#### Exercise aim:
Copy every line of the data exactly, leaving nothing out.

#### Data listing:
--------
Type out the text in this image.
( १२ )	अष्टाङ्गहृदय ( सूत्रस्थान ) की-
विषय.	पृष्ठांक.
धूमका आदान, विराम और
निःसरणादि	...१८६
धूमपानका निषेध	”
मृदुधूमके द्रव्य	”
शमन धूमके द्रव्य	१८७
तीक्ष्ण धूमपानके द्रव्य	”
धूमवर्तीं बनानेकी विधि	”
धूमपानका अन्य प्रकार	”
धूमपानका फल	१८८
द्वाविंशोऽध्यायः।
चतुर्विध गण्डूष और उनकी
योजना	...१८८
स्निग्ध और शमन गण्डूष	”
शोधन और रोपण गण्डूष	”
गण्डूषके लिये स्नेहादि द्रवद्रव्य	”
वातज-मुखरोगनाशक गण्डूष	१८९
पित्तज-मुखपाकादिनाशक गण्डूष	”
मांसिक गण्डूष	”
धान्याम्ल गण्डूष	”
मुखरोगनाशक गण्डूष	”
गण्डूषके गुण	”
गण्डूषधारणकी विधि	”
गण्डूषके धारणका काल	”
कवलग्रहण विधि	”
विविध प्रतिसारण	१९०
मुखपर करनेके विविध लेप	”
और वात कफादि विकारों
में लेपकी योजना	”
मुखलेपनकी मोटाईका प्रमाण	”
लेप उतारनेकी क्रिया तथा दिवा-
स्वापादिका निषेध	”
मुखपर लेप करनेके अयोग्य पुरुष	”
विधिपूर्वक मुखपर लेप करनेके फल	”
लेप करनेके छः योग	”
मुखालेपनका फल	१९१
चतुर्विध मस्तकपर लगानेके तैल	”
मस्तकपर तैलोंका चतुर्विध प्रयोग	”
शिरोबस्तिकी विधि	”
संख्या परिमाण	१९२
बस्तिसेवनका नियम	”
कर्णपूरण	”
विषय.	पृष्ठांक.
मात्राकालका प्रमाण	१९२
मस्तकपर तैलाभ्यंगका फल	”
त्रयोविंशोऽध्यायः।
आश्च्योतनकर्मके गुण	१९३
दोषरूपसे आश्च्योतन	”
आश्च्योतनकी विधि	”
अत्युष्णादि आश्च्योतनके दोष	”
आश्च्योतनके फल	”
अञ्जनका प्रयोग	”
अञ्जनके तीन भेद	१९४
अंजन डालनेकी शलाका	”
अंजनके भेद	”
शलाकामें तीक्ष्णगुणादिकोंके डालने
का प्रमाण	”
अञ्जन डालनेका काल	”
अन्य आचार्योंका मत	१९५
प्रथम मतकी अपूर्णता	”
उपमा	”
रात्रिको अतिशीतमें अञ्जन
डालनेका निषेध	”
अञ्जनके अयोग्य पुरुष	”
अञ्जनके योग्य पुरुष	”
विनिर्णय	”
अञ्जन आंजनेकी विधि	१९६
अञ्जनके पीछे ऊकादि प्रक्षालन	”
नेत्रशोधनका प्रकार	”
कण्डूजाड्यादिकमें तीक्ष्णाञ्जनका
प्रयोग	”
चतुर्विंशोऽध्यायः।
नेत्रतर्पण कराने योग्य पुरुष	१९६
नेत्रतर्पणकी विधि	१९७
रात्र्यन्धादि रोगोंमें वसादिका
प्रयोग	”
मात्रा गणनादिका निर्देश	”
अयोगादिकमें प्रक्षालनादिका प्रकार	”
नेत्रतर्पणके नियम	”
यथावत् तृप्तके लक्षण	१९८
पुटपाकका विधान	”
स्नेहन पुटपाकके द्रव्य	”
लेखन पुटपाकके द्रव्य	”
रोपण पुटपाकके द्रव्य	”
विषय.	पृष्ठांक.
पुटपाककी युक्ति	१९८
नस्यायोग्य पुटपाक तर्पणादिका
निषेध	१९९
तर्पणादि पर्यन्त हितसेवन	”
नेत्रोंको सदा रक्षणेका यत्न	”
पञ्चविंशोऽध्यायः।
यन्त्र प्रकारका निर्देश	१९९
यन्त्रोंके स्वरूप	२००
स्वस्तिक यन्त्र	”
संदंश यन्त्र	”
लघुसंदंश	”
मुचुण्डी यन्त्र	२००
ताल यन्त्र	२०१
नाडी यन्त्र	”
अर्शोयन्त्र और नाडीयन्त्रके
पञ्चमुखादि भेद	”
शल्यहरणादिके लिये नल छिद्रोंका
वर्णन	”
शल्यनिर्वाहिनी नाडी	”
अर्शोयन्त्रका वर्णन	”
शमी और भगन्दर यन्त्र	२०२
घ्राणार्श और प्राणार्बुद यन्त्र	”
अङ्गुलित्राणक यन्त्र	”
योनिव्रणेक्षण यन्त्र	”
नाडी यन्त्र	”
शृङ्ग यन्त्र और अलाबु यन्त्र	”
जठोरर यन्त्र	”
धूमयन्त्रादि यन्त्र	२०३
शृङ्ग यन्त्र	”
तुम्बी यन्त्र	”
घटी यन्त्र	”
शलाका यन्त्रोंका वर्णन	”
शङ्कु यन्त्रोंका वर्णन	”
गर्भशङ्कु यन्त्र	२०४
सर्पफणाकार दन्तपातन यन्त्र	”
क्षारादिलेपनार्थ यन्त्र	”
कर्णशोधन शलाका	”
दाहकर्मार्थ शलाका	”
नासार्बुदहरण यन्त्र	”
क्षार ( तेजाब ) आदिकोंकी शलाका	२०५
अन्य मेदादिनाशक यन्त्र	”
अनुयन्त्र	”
--------
#### Exercise answer:
Type out the text in this image.
( १२ )	अष्टाङ्गहृदय ( सूत्रस्थान ) की-
विषय.	पृष्ठांक.
धूमका आदान, विराम और
निःसरणादि	...१८६
धूमपानका निषेध	”
मृदुधूमके द्रव्य	”
शमन धूमके द्रव्य	१८७
तीक्ष्ण धूमपानके द्रव्य	”
धूमवर्तीं बनानेकी विधि	”
धूमपानका अन्य प्रकार	”
धूमपानका फल	१८८
द्वाविंशोऽध्यायः।
चतुर्विध गण्डूष और उनकी
योजना	...१८८
स्निग्ध और शमन गण्डूष	”
शोधन और रोपण गण्डूष	”
गण्डूषके लिये स्नेहादि द्रवद्रव्य	”
वातज-मुखरोगनाशक गण्डूष	१८९
पित्तज-मुखपाकादिनाशक गण्डूष	”
मांसिक गण्डूष	”
धान्याम्ल गण्डूष	”
मुखरोगनाशक गण्डूष	”
गण्डूषके गुण	”
गण्डूषधारणकी विधि	”
गण्डूषके धारणका काल	”
कवलग्रहण विधि	”
विविध प्रतिसारण	१९०
मुखपर करनेके विविध लेप	”
और वात कफादि विकारों
में लेपकी योजना	”
मुखलेपनकी मोटाईका प्रमाण	”
लेप उतारनेकी क्रिया तथा दिवा-
स्वापादिका निषेध	”
मुखपर लेप करनेके अयोग्य पुरुष	”
विधिपूर्वक मुखपर लेप करनेके फल	”
लेप करनेके छः योग	”
मुखालेपनका फल	१९१
चतुर्विध मस्तकपर लगानेके तैल	”
मस्तकपर तैलोंका चतुर्विध प्रयोग	”
शिरोबस्तिकी विधि	”
संख्या परिमाण	१९२
बस्तिसेवनका नियम	”
कर्णपूरण	”
विषय.	पृष्ठांक.
मात्राकालका प्रमाण	१९२
मस्तकपर तैलाभ्यंगका फल	”
त्रयोविंशोऽध्यायः।
आश्च्योतनकर्मके गुण	१९३
दोषरूपसे आश्च्योतन	”
आश्च्योतनकी विधि	”
अत्युष्णादि आश्च्योतनके दोष	”
आश्च्योतनके फल	”
अञ्जनका प्रयोग	”
अञ्जनके तीन भेद	१९४
अंजन डालनेकी शलाका	”
अंजनके भेद	”
शलाकामें तीक्ष्णगुणादिकोंके डालने
का प्रमाण	”
अञ्जन डालनेका काल	”
अन्य आचार्योंका मत	१९५
प्रथम मतकी अपूर्णता	”
उपमा	”
रात्रिको अतिशीतमें अञ्जन
डालनेका निषेध	”
अञ्जनके अयोग्य पुरुष	”
अञ्जनके योग्य पुरुष	”
विनिर्णय	”
अञ्जन आंजनेकी विधि	१९६
अञ्जनके पीछे ऊकादि प्रक्षालन	”
नेत्रशोधनका प्रकार	”
कण्डूजाड्यादिकमें तीक्ष्णाञ्जनका
प्रयोग	”
चतुर्विंशोऽध्यायः।
नेत्रतर्पण कराने योग्य पुरुष	१९६
नेत्रतर्पणकी विधि	१९७
रात्र्यन्धादि रोगोंमें वसादिका
प्रयोग	”
मात्रा गणनादिका निर्देश	”
अयोगादिकमें प्रक्षालनादिका प्रकार	”
नेत्रतर्पणके नियम	”
यथावत् तृप्तके लक्षण	१९८
पुटपाकका विधान	”
स्नेहन पुटपाकके द्रव्य	”
लेखन पुटपाकके द्रव्य	”
रोपण पुटपाकके द्रव्य	”
विषय.	पृष्ठांक.
पुटपाककी युक्ति	१९८
नस्यायोग्य पुटपाक तर्पणादिका
निषेध	१९९
तर्पणादि पर्यन्त हितसेवन	”
नेत्रोंको सदा रक्षणेका यत्न	”
पञ्चविंशोऽध्यायः।
यन्त्र प्रकारका निर्देश	१९९
यन्त्रोंके स्वरूप	२००
स्वस्तिक यन्त्र	”
संदंश यन्त्र	”
लघुसंदंश	”
मुचुण्डी यन्त्र	२००
ताल यन्त्र	२०१
नाडी यन्त्र	”
अर्शोयन्त्र और नाडीयन्त्रके
पञ्चमुखादि भेद	”
शल्यहरणादिके लिये नल छिद्रोंका
वर्णन	”
शल्यनिर्वाहिनी नाडी	”
अर्शोयन्त्रका वर्णन	”
शमी और भगन्दर यन्त्र	२०२
घ्राणार्श और प्राणार्बुद यन्त्र	”
अङ्गुलित्राणक यन्त्र	”
योनिव्रणेक्षण यन्त्र	”
नाडी यन्त्र	”
शृङ्ग यन्त्र और अलाबु यन्त्र	”
जठोरर यन्त्र	”
धूमयन्त्रादि यन्त्र	२०३
शृङ्ग यन्त्र	”
तुम्बी यन्त्र	”
घटी यन्त्र	”
शलाका यन्त्रोंका वर्णन	”
शङ्कु यन्त्रोंका वर्णन	”
गर्भशङ्कु यन्त्र	२०४
सर्पफणाकार दन्तपातन यन्त्र	”
क्षारादिलेपनार्थ यन्त्र	”
कर्णशोधन शलाका	”
दाहकर्मार्थ शलाका	”
नासार्बुदहरण यन्त्र	”
क्षार ( तेजाब ) आदिकोंकी शलाका	२०५
अन्य मेदादिनाशक यन्त्र	”
अनुयन्त्र	”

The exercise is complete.